Description of the task
Write out the listing below exactly, and omit any images you find in it.

Record excerpts start

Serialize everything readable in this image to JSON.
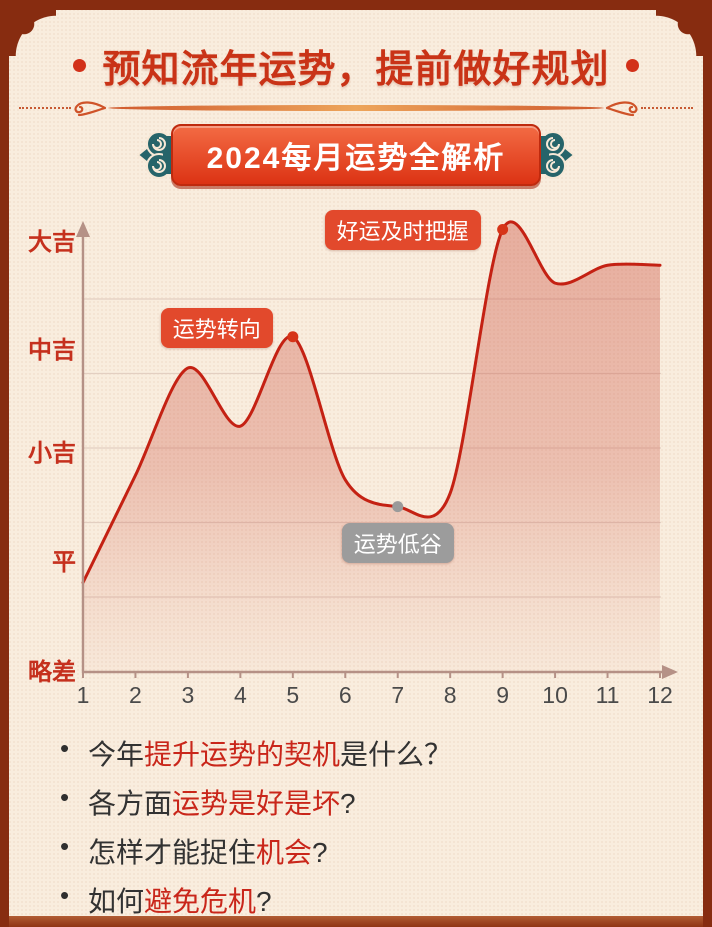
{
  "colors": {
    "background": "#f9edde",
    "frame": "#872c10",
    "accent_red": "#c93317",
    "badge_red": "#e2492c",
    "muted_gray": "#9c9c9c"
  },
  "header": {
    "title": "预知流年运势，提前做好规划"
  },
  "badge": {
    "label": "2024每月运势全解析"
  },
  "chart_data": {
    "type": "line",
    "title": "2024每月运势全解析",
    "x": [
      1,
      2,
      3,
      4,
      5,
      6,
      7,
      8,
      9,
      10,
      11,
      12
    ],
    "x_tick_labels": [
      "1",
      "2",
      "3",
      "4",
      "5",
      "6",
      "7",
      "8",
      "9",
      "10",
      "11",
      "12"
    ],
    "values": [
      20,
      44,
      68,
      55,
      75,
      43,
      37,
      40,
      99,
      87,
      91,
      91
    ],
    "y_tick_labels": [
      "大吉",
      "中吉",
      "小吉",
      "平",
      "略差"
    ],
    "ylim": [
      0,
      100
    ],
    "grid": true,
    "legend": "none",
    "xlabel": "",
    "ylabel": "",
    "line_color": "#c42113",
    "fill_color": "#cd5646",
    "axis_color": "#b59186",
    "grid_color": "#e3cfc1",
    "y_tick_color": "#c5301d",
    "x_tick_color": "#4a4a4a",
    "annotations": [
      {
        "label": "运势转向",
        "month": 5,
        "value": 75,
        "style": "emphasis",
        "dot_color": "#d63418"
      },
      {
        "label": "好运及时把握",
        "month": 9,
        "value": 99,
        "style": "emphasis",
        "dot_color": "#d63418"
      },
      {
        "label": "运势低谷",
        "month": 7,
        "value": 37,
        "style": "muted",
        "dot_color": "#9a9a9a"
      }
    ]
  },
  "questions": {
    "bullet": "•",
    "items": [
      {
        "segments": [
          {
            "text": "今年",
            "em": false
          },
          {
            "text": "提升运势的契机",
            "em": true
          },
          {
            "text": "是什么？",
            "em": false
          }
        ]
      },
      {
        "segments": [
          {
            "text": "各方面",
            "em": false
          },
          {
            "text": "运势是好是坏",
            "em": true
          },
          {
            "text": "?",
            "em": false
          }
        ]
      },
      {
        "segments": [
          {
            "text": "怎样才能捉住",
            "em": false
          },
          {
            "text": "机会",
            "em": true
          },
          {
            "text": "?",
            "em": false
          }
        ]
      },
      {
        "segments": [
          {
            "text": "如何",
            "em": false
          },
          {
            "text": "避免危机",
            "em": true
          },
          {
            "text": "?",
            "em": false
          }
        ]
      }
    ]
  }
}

Record excerpts end

Written solution
Serialize everything readable in this image to JSON.
{
  "colors": {
    "background": "#f9edde",
    "frame": "#872c10",
    "accent_red": "#c93317",
    "badge_red": "#e2492c",
    "muted_gray": "#9c9c9c"
  },
  "header": {
    "title": "预知流年运势，提前做好规划"
  },
  "badge": {
    "label": "2024每月运势全解析"
  },
  "chart_data": {
    "type": "line",
    "title": "2024每月运势全解析",
    "x": [
      1,
      2,
      3,
      4,
      5,
      6,
      7,
      8,
      9,
      10,
      11,
      12
    ],
    "x_tick_labels": [
      "1",
      "2",
      "3",
      "4",
      "5",
      "6",
      "7",
      "8",
      "9",
      "10",
      "11",
      "12"
    ],
    "values": [
      20,
      44,
      68,
      55,
      75,
      43,
      37,
      40,
      99,
      87,
      91,
      91
    ],
    "y_tick_labels": [
      "大吉",
      "中吉",
      "小吉",
      "平",
      "略差"
    ],
    "ylim": [
      0,
      100
    ],
    "grid": true,
    "legend": "none",
    "xlabel": "",
    "ylabel": "",
    "line_color": "#c42113",
    "fill_color": "#cd5646",
    "axis_color": "#b59186",
    "grid_color": "#e3cfc1",
    "y_tick_color": "#c5301d",
    "x_tick_color": "#4a4a4a",
    "annotations": [
      {
        "label": "运势转向",
        "month": 5,
        "value": 75,
        "style": "emphasis",
        "dot_color": "#d63418"
      },
      {
        "label": "好运及时把握",
        "month": 9,
        "value": 99,
        "style": "emphasis",
        "dot_color": "#d63418"
      },
      {
        "label": "运势低谷",
        "month": 7,
        "value": 37,
        "style": "muted",
        "dot_color": "#9a9a9a"
      }
    ]
  },
  "questions": {
    "bullet": "•",
    "items": [
      {
        "segments": [
          {
            "text": "今年",
            "em": false
          },
          {
            "text": "提升运势的契机",
            "em": true
          },
          {
            "text": "是什么？",
            "em": false
          }
        ]
      },
      {
        "segments": [
          {
            "text": "各方面",
            "em": false
          },
          {
            "text": "运势是好是坏",
            "em": true
          },
          {
            "text": "?",
            "em": false
          }
        ]
      },
      {
        "segments": [
          {
            "text": "怎样才能捉住",
            "em": false
          },
          {
            "text": "机会",
            "em": true
          },
          {
            "text": "?",
            "em": false
          }
        ]
      },
      {
        "segments": [
          {
            "text": "如何",
            "em": false
          },
          {
            "text": "避免危机",
            "em": true
          },
          {
            "text": "?",
            "em": false
          }
        ]
      }
    ]
  }
}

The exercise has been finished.